Exercise prompt » Copy out all of the data exactly as it appears.

Information shown »
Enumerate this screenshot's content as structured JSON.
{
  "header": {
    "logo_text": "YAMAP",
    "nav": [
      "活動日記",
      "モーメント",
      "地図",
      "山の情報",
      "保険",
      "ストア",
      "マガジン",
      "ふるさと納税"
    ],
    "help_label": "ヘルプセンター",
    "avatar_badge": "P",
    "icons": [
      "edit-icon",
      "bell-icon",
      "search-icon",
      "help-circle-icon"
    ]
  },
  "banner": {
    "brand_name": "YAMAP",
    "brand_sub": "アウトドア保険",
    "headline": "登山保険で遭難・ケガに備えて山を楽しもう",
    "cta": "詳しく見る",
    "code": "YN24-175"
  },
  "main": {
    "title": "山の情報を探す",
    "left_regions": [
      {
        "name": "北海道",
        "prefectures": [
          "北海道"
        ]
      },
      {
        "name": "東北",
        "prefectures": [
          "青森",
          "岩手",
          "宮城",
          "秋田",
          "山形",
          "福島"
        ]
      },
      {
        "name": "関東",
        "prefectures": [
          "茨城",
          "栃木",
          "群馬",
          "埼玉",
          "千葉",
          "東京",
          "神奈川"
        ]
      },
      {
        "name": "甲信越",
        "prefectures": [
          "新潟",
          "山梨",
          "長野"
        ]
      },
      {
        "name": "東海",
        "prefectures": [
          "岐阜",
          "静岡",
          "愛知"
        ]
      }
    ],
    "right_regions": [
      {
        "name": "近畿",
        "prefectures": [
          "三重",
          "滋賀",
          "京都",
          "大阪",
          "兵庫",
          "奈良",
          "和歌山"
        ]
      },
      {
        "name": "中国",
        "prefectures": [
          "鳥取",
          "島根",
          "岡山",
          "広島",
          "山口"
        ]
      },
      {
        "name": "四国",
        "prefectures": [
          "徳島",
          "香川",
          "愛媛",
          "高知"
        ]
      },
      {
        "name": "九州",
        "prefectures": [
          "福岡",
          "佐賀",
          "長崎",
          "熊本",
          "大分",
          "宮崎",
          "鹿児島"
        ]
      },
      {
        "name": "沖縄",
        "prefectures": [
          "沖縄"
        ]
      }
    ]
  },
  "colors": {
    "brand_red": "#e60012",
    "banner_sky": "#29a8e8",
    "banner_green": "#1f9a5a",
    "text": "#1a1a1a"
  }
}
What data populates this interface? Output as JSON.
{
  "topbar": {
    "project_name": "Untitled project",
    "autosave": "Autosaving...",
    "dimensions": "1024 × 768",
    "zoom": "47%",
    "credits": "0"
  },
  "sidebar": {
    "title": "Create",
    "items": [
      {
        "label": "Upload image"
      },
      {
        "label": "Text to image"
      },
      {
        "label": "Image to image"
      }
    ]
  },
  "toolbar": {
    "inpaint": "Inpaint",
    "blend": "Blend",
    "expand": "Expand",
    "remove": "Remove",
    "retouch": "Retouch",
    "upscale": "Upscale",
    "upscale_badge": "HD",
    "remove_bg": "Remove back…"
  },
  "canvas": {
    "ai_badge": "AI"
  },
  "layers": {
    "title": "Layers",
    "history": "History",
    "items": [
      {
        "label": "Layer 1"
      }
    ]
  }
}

Output of the exercise »
Enumerate this screenshot's content as structured JSON.
{
  "header": {
    "logo_text": "YAMAP",
    "nav": [
      "活動日記",
      "モーメント",
      "地図",
      "山の情報",
      "保険",
      "ストア",
      "マガジン",
      "ふるさと納税"
    ],
    "help_label": "ヘルプセンター",
    "avatar_badge": "P",
    "icons": [
      "edit-icon",
      "bell-icon",
      "search-icon",
      "help-circle-icon"
    ]
  },
  "banner": {
    "brand_name": "YAMAP",
    "brand_sub": "アウトドア保険",
    "headline": "登山保険で遭難・ケガに備えて山を楽しもう",
    "cta": "詳しく見る",
    "code": "YN24-175"
  },
  "main": {
    "title": "山の情報を探す",
    "left_regions": [
      {
        "name": "北海道",
        "prefectures": [
          "北海道"
        ]
      },
      {
        "name": "東北",
        "prefectures": [
          "青森",
          "岩手",
          "宮城",
          "秋田",
          "山形",
          "福島"
        ]
      },
      {
        "name": "関東",
        "prefectures": [
          "茨城",
          "栃木",
          "群馬",
          "埼玉",
          "千葉",
          "東京",
          "神奈川"
        ]
      },
      {
        "name": "甲信越",
        "prefectures": [
          "新潟",
          "山梨",
          "長野"
        ]
      },
      {
        "name": "東海",
        "prefectures": [
          "岐阜",
          "静岡",
          "愛知"
        ]
      }
    ],
    "right_regions": [
      {
        "name": "近畿",
        "prefectures": [
          "三重",
          "滋賀",
          "京都",
          "大阪",
          "兵庫",
          "奈良",
          "和歌山"
        ]
      },
      {
        "name": "中国",
        "prefectures": [
          "鳥取",
          "島根",
          "岡山",
          "広島",
          "山口"
        ]
      },
      {
        "name": "四国",
        "prefectures": [
          "徳島",
          "香川",
          "愛媛",
          "高知"
        ]
      },
      {
        "name": "九州",
        "prefectures": [
          "福岡",
          "佐賀",
          "長崎",
          "熊本",
          "大分",
          "宮崎",
          "鹿児島"
        ]
      },
      {
        "name": "沖縄",
        "prefectures": [
          "沖縄"
        ]
      }
    ]
  },
  "colors": {
    "brand_red": "#e60012",
    "banner_sky": "#29a8e8",
    "banner_green": "#1f9a5a",
    "text": "#1a1a1a"
  }
}
What data populates this interface? Output as JSON.
{
  "topbar": {
    "project_name": "Untitled project",
    "autosave": "Autosaving...",
    "dimensions": "1024 × 768",
    "zoom": "47%",
    "credits": "0"
  },
  "sidebar": {
    "title": "Create",
    "items": [
      {
        "label": "Upload image"
      },
      {
        "label": "Text to image"
      },
      {
        "label": "Image to image"
      }
    ]
  },
  "toolbar": {
    "inpaint": "Inpaint",
    "blend": "Blend",
    "expand": "Expand",
    "remove": "Remove",
    "retouch": "Retouch",
    "upscale": "Upscale",
    "upscale_badge": "HD",
    "remove_bg": "Remove back…"
  },
  "canvas": {
    "ai_badge": "AI"
  },
  "layers": {
    "title": "Layers",
    "history": "History",
    "items": [
      {
        "label": "Layer 1"
      }
    ]
  }
}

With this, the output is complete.